/---

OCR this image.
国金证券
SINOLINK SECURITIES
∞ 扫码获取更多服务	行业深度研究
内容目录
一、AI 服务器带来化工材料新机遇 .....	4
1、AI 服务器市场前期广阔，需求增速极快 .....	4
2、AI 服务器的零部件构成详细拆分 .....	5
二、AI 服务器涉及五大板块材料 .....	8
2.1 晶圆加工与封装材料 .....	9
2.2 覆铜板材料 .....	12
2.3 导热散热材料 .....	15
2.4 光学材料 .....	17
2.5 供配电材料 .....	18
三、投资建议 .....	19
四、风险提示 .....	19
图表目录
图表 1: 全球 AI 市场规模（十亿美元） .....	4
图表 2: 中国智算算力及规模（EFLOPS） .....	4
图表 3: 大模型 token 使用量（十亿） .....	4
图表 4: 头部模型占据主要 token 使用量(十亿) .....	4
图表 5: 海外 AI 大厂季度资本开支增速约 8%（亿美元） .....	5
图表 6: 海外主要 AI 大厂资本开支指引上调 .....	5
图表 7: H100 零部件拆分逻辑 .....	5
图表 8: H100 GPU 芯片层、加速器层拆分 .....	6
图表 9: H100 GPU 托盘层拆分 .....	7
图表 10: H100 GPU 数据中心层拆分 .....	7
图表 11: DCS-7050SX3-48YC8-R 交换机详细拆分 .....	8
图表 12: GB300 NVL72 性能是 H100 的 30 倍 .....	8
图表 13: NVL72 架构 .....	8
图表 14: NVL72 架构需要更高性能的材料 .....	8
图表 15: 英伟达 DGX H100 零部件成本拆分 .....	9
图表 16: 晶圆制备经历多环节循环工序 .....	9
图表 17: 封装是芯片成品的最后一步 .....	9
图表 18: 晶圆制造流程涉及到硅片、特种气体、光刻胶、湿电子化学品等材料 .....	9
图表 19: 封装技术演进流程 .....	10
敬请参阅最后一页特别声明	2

\---
/---

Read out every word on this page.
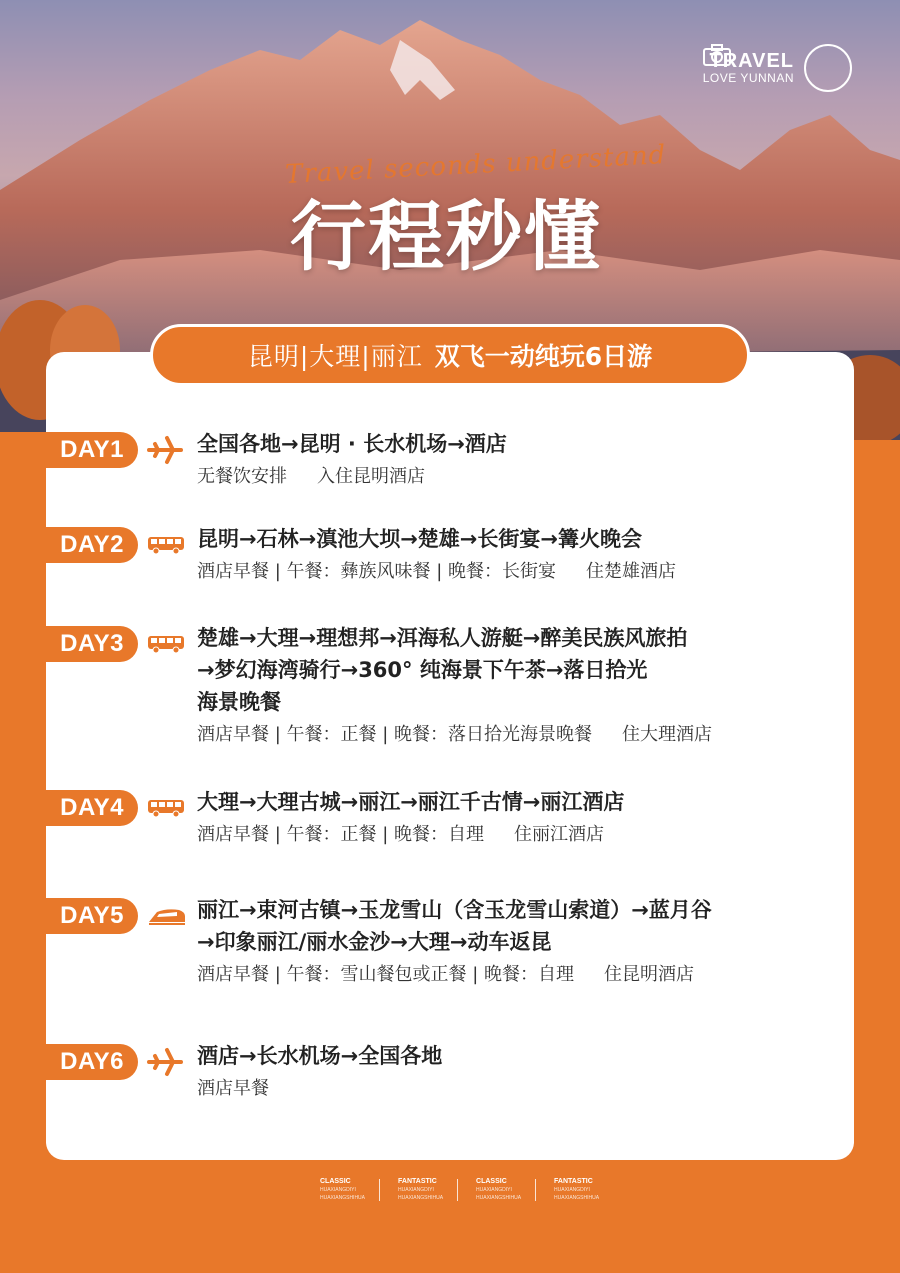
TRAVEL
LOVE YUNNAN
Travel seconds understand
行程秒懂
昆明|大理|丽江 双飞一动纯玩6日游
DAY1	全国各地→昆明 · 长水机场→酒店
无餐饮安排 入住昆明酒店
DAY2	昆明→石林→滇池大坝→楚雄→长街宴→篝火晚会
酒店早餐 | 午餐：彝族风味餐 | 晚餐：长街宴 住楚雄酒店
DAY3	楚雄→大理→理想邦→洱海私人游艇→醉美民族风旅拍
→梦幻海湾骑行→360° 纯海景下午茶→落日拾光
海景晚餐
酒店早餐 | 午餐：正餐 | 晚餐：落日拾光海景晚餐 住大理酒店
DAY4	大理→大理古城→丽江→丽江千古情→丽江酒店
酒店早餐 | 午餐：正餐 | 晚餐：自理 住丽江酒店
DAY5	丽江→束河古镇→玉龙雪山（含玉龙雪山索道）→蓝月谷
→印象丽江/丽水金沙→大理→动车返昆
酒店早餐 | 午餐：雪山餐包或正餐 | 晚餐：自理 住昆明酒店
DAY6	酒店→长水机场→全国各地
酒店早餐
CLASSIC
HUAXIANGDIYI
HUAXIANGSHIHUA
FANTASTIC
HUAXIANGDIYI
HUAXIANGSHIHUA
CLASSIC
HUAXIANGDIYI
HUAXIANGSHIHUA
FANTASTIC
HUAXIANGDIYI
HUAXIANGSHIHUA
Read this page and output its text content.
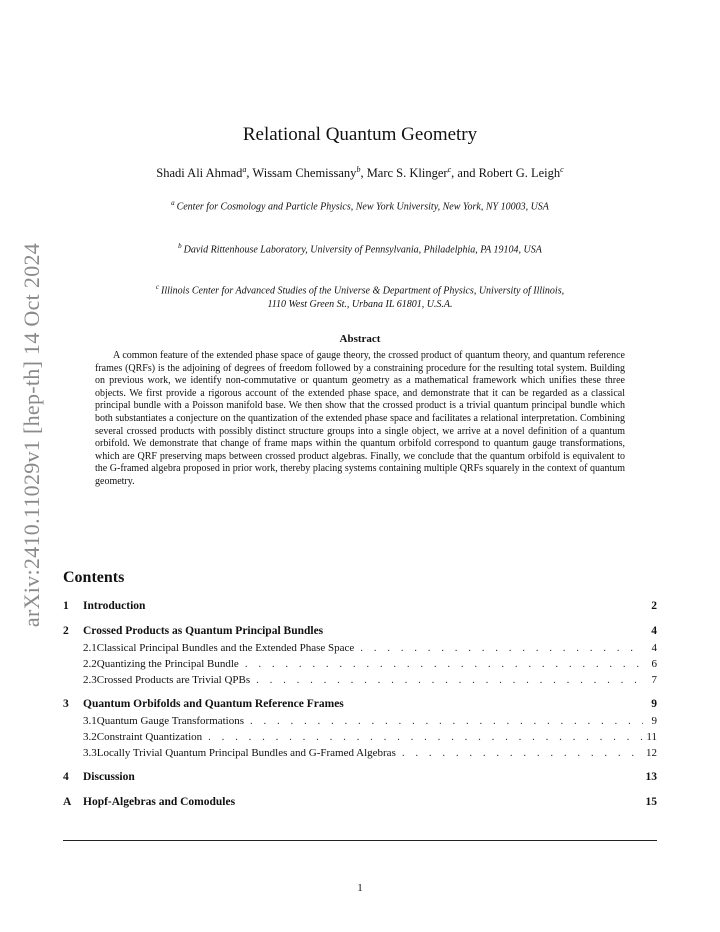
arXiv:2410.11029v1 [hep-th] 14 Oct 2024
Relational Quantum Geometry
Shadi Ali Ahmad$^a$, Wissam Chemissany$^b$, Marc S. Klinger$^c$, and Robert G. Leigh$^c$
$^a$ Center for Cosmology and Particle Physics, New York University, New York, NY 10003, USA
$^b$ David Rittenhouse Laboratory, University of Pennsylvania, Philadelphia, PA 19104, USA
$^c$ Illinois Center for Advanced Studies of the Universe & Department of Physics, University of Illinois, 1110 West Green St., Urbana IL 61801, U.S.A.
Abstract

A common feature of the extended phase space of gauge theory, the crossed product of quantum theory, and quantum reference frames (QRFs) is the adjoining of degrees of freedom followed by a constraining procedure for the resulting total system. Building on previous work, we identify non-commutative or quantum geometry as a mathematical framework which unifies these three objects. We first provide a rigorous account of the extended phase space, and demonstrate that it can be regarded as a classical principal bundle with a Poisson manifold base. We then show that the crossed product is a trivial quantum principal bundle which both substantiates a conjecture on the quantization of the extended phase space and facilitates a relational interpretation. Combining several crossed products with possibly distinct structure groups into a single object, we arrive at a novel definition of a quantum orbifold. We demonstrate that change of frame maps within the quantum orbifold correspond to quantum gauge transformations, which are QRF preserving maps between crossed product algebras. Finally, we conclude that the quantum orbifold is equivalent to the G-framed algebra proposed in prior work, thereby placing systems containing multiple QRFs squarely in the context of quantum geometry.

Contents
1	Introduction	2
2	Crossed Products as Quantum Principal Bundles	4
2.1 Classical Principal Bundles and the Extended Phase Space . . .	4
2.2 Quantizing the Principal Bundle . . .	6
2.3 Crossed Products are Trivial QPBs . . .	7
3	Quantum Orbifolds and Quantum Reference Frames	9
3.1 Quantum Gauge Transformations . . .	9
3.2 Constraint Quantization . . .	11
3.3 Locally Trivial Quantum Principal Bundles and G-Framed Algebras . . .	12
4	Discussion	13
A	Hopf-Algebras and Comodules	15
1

\---

Instructions to follow: Lines containing the word "Center" must all be returned from the material above.

Exercise solution:
$^a$ Center for Cosmology and Particle Physics, New York University, New York, NY 10003, USA
$^c$ Illinois Center for Advanced Studies of the Universe & Department of Physics, University of Illinois, 1110 West Green St., Urbana IL 61801, U.S.A.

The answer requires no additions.